● **To be done**:
Count the lines in the data below where the string "this" occurs, please, and give the number alone.

_ _ _ _

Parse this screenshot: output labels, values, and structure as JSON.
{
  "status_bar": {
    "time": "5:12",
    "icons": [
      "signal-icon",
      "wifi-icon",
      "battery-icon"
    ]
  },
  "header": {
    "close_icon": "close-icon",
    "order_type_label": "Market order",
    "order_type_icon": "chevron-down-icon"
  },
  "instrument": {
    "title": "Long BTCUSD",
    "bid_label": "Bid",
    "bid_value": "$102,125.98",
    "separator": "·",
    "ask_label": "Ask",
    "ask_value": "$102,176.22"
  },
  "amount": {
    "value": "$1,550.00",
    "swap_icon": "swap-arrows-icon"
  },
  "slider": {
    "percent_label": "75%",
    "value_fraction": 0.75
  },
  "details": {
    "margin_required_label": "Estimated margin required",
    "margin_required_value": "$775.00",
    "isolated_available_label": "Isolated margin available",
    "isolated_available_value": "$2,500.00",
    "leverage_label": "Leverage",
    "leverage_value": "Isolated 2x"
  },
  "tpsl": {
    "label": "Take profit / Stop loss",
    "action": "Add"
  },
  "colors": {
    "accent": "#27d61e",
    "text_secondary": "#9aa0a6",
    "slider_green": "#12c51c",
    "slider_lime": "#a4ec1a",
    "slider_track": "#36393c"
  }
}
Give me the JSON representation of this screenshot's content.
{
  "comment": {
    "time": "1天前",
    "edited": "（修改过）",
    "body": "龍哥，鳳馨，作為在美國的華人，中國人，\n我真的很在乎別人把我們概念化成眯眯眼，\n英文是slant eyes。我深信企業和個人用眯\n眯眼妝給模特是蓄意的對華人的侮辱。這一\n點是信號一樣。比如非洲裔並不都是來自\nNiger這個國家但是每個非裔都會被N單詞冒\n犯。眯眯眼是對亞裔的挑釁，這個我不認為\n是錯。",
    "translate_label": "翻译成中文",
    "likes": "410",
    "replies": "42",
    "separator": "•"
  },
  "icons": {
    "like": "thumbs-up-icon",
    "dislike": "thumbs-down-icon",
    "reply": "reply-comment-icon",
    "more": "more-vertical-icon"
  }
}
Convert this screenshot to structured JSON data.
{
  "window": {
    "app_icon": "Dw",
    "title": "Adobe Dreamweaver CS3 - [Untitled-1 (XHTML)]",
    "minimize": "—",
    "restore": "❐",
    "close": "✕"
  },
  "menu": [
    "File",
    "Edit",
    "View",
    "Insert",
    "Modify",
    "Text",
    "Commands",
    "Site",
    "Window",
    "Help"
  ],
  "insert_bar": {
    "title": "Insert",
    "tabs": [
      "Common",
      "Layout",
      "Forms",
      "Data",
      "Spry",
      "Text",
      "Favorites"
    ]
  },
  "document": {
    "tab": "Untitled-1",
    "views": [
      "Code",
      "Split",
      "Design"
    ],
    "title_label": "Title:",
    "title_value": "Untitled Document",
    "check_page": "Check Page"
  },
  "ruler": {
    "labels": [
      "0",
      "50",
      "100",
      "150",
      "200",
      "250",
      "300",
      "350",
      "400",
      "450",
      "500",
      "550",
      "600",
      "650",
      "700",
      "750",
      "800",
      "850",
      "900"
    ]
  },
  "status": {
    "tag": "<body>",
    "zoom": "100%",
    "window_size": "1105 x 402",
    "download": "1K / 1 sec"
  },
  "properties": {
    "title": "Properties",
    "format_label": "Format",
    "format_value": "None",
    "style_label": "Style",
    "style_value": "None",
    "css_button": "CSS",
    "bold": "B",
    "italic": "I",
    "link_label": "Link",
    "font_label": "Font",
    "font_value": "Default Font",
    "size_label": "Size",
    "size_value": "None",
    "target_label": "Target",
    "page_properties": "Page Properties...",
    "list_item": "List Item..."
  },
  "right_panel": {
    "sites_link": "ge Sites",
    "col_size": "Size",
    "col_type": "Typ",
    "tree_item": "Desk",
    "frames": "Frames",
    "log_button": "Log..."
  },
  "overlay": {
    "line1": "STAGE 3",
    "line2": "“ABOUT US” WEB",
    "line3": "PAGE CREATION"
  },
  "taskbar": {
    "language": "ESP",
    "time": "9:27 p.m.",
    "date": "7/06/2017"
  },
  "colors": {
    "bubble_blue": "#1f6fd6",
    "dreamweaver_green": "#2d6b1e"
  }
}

_ _ _ _

● **Written response**:
3